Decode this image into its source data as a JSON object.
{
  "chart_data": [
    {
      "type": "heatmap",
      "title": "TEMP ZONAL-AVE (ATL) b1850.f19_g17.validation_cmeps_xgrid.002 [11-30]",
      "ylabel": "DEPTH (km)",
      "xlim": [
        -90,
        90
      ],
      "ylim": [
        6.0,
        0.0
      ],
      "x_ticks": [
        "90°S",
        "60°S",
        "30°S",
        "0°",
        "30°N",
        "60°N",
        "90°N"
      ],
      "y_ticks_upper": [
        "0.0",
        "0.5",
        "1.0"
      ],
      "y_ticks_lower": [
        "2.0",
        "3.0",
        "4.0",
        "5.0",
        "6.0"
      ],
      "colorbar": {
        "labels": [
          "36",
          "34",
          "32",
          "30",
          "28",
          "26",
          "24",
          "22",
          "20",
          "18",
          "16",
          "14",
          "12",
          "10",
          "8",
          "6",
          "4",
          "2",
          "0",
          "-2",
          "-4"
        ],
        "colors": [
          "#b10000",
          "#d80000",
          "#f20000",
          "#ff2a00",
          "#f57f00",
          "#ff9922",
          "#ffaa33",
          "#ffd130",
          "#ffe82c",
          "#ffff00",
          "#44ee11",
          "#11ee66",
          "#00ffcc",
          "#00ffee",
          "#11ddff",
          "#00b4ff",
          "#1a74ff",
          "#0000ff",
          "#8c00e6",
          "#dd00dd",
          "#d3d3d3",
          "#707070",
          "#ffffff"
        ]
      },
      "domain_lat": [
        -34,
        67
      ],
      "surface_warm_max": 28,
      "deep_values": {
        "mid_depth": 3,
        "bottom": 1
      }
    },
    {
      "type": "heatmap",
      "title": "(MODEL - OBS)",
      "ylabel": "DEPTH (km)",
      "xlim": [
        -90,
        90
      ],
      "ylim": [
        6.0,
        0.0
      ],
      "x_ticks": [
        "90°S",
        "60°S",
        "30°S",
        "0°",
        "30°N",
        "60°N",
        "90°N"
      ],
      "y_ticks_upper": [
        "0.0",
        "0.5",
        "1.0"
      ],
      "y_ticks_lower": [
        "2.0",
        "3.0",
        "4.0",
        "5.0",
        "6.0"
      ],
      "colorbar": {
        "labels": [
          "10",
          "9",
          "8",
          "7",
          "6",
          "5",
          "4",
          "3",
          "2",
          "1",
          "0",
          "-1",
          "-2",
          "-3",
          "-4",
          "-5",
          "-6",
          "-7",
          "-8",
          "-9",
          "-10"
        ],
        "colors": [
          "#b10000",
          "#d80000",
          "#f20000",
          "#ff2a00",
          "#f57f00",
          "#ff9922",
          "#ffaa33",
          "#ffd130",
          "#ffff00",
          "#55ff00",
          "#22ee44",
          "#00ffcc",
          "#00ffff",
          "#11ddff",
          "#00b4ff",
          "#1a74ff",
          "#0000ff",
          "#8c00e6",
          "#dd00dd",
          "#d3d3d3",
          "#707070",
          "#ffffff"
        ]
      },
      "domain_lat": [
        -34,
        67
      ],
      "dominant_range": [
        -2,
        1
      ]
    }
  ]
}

==

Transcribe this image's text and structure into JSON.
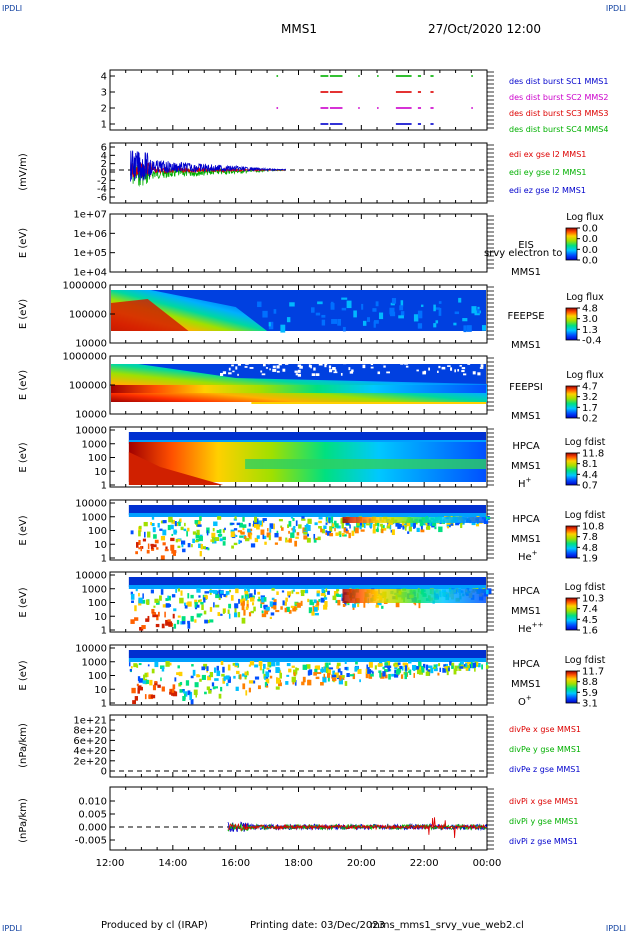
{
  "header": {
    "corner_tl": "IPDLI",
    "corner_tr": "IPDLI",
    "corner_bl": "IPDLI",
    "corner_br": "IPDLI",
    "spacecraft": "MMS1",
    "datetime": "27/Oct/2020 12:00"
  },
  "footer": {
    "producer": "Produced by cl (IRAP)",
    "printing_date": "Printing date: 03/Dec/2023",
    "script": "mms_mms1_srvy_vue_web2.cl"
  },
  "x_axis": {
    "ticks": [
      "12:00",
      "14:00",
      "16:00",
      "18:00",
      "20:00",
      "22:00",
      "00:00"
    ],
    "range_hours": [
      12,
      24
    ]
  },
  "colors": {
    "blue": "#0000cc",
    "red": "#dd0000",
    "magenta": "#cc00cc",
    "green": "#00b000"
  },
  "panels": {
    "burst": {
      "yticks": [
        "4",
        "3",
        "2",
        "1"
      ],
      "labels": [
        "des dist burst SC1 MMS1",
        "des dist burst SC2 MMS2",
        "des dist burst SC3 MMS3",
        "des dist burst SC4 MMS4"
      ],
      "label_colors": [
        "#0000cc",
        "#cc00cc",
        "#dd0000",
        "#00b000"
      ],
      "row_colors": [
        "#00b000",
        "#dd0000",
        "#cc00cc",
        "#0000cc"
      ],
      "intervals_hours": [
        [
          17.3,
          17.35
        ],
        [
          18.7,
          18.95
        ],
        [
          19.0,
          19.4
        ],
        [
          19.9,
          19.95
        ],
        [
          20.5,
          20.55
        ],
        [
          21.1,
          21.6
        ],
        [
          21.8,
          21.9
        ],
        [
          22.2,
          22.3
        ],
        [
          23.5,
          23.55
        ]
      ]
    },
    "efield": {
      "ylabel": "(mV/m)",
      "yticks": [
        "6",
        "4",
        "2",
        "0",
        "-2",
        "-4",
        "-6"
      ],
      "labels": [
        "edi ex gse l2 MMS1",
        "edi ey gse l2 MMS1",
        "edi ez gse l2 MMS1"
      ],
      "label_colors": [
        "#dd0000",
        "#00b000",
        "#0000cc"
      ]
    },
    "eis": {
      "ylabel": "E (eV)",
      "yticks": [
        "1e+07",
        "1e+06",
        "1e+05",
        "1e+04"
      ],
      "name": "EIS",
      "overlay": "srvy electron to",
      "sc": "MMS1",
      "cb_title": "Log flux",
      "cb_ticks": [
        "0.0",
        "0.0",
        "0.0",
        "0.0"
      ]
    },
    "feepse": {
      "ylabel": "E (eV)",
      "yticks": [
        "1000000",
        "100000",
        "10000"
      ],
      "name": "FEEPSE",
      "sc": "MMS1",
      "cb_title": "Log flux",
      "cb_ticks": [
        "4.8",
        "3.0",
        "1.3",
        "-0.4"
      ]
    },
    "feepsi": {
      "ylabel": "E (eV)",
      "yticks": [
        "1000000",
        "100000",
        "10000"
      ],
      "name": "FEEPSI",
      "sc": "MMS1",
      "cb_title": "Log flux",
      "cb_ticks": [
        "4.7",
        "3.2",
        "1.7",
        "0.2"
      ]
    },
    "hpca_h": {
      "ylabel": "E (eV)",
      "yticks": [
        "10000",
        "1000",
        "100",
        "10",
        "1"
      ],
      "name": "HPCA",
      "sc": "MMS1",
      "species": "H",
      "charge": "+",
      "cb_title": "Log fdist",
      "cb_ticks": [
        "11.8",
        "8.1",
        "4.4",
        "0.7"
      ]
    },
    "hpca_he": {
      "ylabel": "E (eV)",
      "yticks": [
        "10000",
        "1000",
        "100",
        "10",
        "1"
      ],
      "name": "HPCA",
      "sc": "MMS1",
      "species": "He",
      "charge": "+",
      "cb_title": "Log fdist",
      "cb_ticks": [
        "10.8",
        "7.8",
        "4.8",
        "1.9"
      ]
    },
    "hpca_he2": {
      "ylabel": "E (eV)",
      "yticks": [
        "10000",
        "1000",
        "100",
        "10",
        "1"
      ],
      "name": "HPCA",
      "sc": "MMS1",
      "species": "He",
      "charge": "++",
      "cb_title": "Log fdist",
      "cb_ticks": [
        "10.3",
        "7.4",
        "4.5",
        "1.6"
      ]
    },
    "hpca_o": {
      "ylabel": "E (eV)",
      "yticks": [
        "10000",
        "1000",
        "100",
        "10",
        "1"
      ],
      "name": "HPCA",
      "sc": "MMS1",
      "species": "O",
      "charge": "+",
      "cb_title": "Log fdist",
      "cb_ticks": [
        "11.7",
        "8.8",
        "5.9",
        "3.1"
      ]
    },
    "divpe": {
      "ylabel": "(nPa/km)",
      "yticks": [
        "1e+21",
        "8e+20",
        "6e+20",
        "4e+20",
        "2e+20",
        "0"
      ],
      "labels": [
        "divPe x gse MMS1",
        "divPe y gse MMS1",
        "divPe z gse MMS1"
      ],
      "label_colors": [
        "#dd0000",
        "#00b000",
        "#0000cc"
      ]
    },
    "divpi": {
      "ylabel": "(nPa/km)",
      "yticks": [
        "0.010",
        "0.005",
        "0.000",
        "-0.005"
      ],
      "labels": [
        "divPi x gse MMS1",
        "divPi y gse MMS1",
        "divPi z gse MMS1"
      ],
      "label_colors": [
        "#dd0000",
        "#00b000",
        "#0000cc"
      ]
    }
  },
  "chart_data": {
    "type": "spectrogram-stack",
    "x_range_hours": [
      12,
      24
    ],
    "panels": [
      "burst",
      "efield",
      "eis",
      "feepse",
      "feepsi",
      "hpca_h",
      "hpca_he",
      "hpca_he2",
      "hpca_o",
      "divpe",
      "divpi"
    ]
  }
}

- _THE EXERCISE_: Return from the data every line that holds "burst".

- _RESULT OF THE EXERCISE_:
    "burst": {
        "des dist burst SC1 MMS1",
        "des dist burst SC2 MMS2",
        "des dist burst SC3 MMS3",
        "des dist burst SC4 MMS4"
      "burst",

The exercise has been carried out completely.